(Records for this task):
----------

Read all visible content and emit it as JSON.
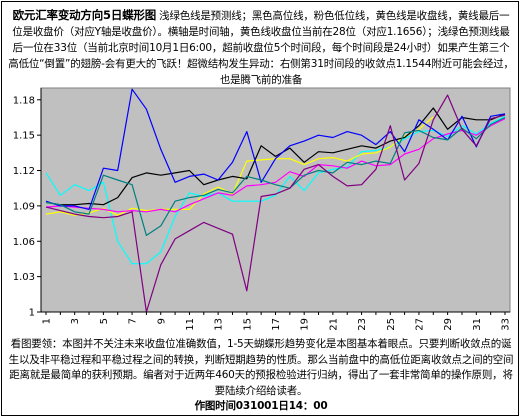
{
  "header": {
    "title": "欧元汇率变动方向5日蝶形图",
    "text": "浅绿色线是预测线；黑色高位线，粉色低位线，黄色线是收盘线，黄线最后一位是收盘价（对应Y轴是收盘价）。横轴是时间轴，黄色线收盘位当前在28位（对应1.1656）；浅绿色预测线最后一位在33位（当前北京时间10月1日6:00，超前收盘位5个时间段，每个时间段是24小时）如果产生第三个高低位“倒置”的翅膀-会有更大的飞跃！超微结构发生异动：右侧第31时间段的收敛点1.1544附近可能会经过，也是腾飞前的准备"
  },
  "footer": {
    "text": "看图要领：本图并不关注未来收盘位准确数值，1-5天蝴蝶形趋势变化是本图基本着眼点。只要判断收敛点的诞生以及非平稳过程和平稳过程之间的转换，判断短期趋势的性质。那么当前盘中的高低位距离收敛点之间的空间距离就是最简单的获利预期。编者对于近两年460天的预报检验进行归纳，得出了一套非常简单的操作原则，将要陆续介绍给读者。",
    "time": "作图时间031001日14：00"
  },
  "colors": {
    "plot_bg": "#c0c0c0",
    "outer_bg": "#ffffff"
  },
  "chart_data": {
    "type": "line",
    "title": "欧元汇率变动方向5日蝶形图",
    "xlabel": "",
    "ylabel": "",
    "x": [
      1,
      2,
      3,
      4,
      5,
      6,
      7,
      8,
      9,
      10,
      11,
      12,
      13,
      14,
      15,
      16,
      17,
      18,
      19,
      20,
      21,
      22,
      23,
      24,
      25,
      26,
      27,
      28,
      29,
      30,
      31,
      32,
      33
    ],
    "x_tick_labels": [
      "1",
      "3",
      "5",
      "7",
      "9",
      "11",
      "13",
      "15",
      "17",
      "19",
      "21",
      "23",
      "25",
      "27",
      "29",
      "31",
      "33"
    ],
    "ylim": [
      1.0,
      1.19
    ],
    "y_ticks": [
      1,
      1.03,
      1.06,
      1.09,
      1.12,
      1.15,
      1.18
    ],
    "grid": false,
    "series": [
      {
        "color": "#00ffff",
        "values": [
          1.118,
          1.099,
          1.108,
          1.103,
          1.11,
          1.06,
          1.041,
          1.041,
          1.051,
          1.081,
          1.101,
          1.098,
          1.101,
          1.094,
          1.094,
          1.094,
          1.099,
          1.115,
          1.103,
          1.118,
          1.121,
          1.123,
          1.136,
          1.137,
          1.14,
          1.147,
          1.153,
          1.154,
          1.149,
          1.158,
          1.151,
          1.16,
          1.166
        ]
      },
      {
        "color": "#ffff00",
        "values": [
          1.083,
          1.085,
          1.082,
          1.084,
          1.088,
          1.082,
          1.088,
          1.086,
          1.087,
          1.087,
          1.087,
          1.1,
          1.106,
          1.1,
          1.128,
          1.129,
          1.13,
          1.13,
          1.125,
          1.13,
          1.131,
          1.128,
          1.134,
          1.135,
          1.14,
          1.149,
          1.155,
          1.1656,
          null,
          null,
          null,
          null,
          null
        ]
      },
      {
        "color": "#ff00ff",
        "values": [
          1.089,
          1.09,
          1.089,
          1.088,
          1.087,
          1.085,
          1.086,
          1.085,
          1.087,
          1.085,
          1.091,
          1.096,
          1.101,
          1.099,
          1.107,
          1.108,
          1.11,
          1.119,
          1.115,
          1.125,
          1.124,
          1.122,
          1.128,
          1.124,
          1.125,
          1.134,
          1.138,
          1.147,
          1.151,
          1.154,
          1.15,
          1.158,
          1.164
        ]
      },
      {
        "color": "#000000",
        "values": [
          1.093,
          1.091,
          1.091,
          1.092,
          1.091,
          1.097,
          1.114,
          1.118,
          1.116,
          1.118,
          1.12,
          1.108,
          1.112,
          1.115,
          1.113,
          1.141,
          1.132,
          1.139,
          1.127,
          1.136,
          1.135,
          1.138,
          1.141,
          1.139,
          1.145,
          1.148,
          1.158,
          1.173,
          1.155,
          1.165,
          1.163,
          1.163,
          1.168
        ]
      },
      {
        "color": "#0000ff",
        "values": [
          1.094,
          1.09,
          1.09,
          1.087,
          1.122,
          1.12,
          1.189,
          1.172,
          1.138,
          1.11,
          1.115,
          1.117,
          1.112,
          1.127,
          1.153,
          1.11,
          1.13,
          1.141,
          1.145,
          1.15,
          1.148,
          1.153,
          1.15,
          1.142,
          1.153,
          1.136,
          1.163,
          1.155,
          1.146,
          1.166,
          1.14,
          1.166,
          1.168
        ]
      },
      {
        "color": "#008080",
        "values": [
          1.093,
          1.091,
          1.085,
          1.083,
          1.116,
          1.112,
          1.108,
          1.065,
          1.073,
          1.094,
          1.097,
          1.099,
          1.104,
          1.101,
          1.115,
          1.112,
          1.108,
          1.105,
          1.116,
          1.12,
          1.118,
          1.127,
          1.125,
          1.128,
          1.126,
          1.152,
          1.154,
          1.148,
          1.146,
          1.156,
          1.147,
          1.159,
          1.165
        ]
      },
      {
        "color": "#800080",
        "values": [
          1.089,
          1.086,
          1.083,
          1.081,
          1.08,
          1.081,
          1.085,
          1.0,
          1.04,
          1.062,
          1.069,
          1.076,
          1.071,
          1.066,
          1.018,
          1.098,
          1.1,
          1.105,
          1.121,
          1.125,
          1.115,
          1.107,
          1.108,
          1.121,
          1.158,
          1.112,
          1.126,
          1.163,
          1.184,
          1.155,
          1.141,
          1.164,
          1.167
        ]
      }
    ]
  }
}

----------

(Work required): Repeat each entry exactly as it appears; skip any picture.

(Answer to the problem):
Read all visible content and emit it as JSON.
{
  "header": {
    "title": "欧元汇率变动方向5日蝶形图",
    "text": "浅绿色线是预测线；黑色高位线，粉色低位线，黄色线是收盘线，黄线最后一位是收盘价（对应Y轴是收盘价）。横轴是时间轴，黄色线收盘位当前在28位（对应1.1656）；浅绿色预测线最后一位在33位（当前北京时间10月1日6:00，超前收盘位5个时间段，每个时间段是24小时）如果产生第三个高低位“倒置”的翅膀-会有更大的飞跃！超微结构发生异动：右侧第31时间段的收敛点1.1544附近可能会经过，也是腾飞前的准备"
  },
  "footer": {
    "text": "看图要领：本图并不关注未来收盘位准确数值，1-5天蝴蝶形趋势变化是本图基本着眼点。只要判断收敛点的诞生以及非平稳过程和平稳过程之间的转换，判断短期趋势的性质。那么当前盘中的高低位距离收敛点之间的空间距离就是最简单的获利预期。编者对于近两年460天的预报检验进行归纳，得出了一套非常简单的操作原则，将要陆续介绍给读者。",
    "time": "作图时间031001日14：00"
  },
  "colors": {
    "plot_bg": "#c0c0c0",
    "outer_bg": "#ffffff"
  },
  "chart_data": {
    "type": "line",
    "title": "欧元汇率变动方向5日蝶形图",
    "xlabel": "",
    "ylabel": "",
    "x": [
      1,
      2,
      3,
      4,
      5,
      6,
      7,
      8,
      9,
      10,
      11,
      12,
      13,
      14,
      15,
      16,
      17,
      18,
      19,
      20,
      21,
      22,
      23,
      24,
      25,
      26,
      27,
      28,
      29,
      30,
      31,
      32,
      33
    ],
    "x_tick_labels": [
      "1",
      "3",
      "5",
      "7",
      "9",
      "11",
      "13",
      "15",
      "17",
      "19",
      "21",
      "23",
      "25",
      "27",
      "29",
      "31",
      "33"
    ],
    "ylim": [
      1.0,
      1.19
    ],
    "y_ticks": [
      1,
      1.03,
      1.06,
      1.09,
      1.12,
      1.15,
      1.18
    ],
    "grid": false,
    "series": [
      {
        "color": "#00ffff",
        "values": [
          1.118,
          1.099,
          1.108,
          1.103,
          1.11,
          1.06,
          1.041,
          1.041,
          1.051,
          1.081,
          1.101,
          1.098,
          1.101,
          1.094,
          1.094,
          1.094,
          1.099,
          1.115,
          1.103,
          1.118,
          1.121,
          1.123,
          1.136,
          1.137,
          1.14,
          1.147,
          1.153,
          1.154,
          1.149,
          1.158,
          1.151,
          1.16,
          1.166
        ]
      },
      {
        "color": "#ffff00",
        "values": [
          1.083,
          1.085,
          1.082,
          1.084,
          1.088,
          1.082,
          1.088,
          1.086,
          1.087,
          1.087,
          1.087,
          1.1,
          1.106,
          1.1,
          1.128,
          1.129,
          1.13,
          1.13,
          1.125,
          1.13,
          1.131,
          1.128,
          1.134,
          1.135,
          1.14,
          1.149,
          1.155,
          1.1656,
          null,
          null,
          null,
          null,
          null
        ]
      },
      {
        "color": "#ff00ff",
        "values": [
          1.089,
          1.09,
          1.089,
          1.088,
          1.087,
          1.085,
          1.086,
          1.085,
          1.087,
          1.085,
          1.091,
          1.096,
          1.101,
          1.099,
          1.107,
          1.108,
          1.11,
          1.119,
          1.115,
          1.125,
          1.124,
          1.122,
          1.128,
          1.124,
          1.125,
          1.134,
          1.138,
          1.147,
          1.151,
          1.154,
          1.15,
          1.158,
          1.164
        ]
      },
      {
        "color": "#000000",
        "values": [
          1.093,
          1.091,
          1.091,
          1.092,
          1.091,
          1.097,
          1.114,
          1.118,
          1.116,
          1.118,
          1.12,
          1.108,
          1.112,
          1.115,
          1.113,
          1.141,
          1.132,
          1.139,
          1.127,
          1.136,
          1.135,
          1.138,
          1.141,
          1.139,
          1.145,
          1.148,
          1.158,
          1.173,
          1.155,
          1.165,
          1.163,
          1.163,
          1.168
        ]
      },
      {
        "color": "#0000ff",
        "values": [
          1.094,
          1.09,
          1.09,
          1.087,
          1.122,
          1.12,
          1.189,
          1.172,
          1.138,
          1.11,
          1.115,
          1.117,
          1.112,
          1.127,
          1.153,
          1.11,
          1.13,
          1.141,
          1.145,
          1.15,
          1.148,
          1.153,
          1.15,
          1.142,
          1.153,
          1.136,
          1.163,
          1.155,
          1.146,
          1.166,
          1.14,
          1.166,
          1.168
        ]
      },
      {
        "color": "#008080",
        "values": [
          1.093,
          1.091,
          1.085,
          1.083,
          1.116,
          1.112,
          1.108,
          1.065,
          1.073,
          1.094,
          1.097,
          1.099,
          1.104,
          1.101,
          1.115,
          1.112,
          1.108,
          1.105,
          1.116,
          1.12,
          1.118,
          1.127,
          1.125,
          1.128,
          1.126,
          1.152,
          1.154,
          1.148,
          1.146,
          1.156,
          1.147,
          1.159,
          1.165
        ]
      },
      {
        "color": "#800080",
        "values": [
          1.089,
          1.086,
          1.083,
          1.081,
          1.08,
          1.081,
          1.085,
          1.0,
          1.04,
          1.062,
          1.069,
          1.076,
          1.071,
          1.066,
          1.018,
          1.098,
          1.1,
          1.105,
          1.121,
          1.125,
          1.115,
          1.107,
          1.108,
          1.121,
          1.158,
          1.112,
          1.126,
          1.163,
          1.184,
          1.155,
          1.141,
          1.164,
          1.167
        ]
      }
    ]
  }
}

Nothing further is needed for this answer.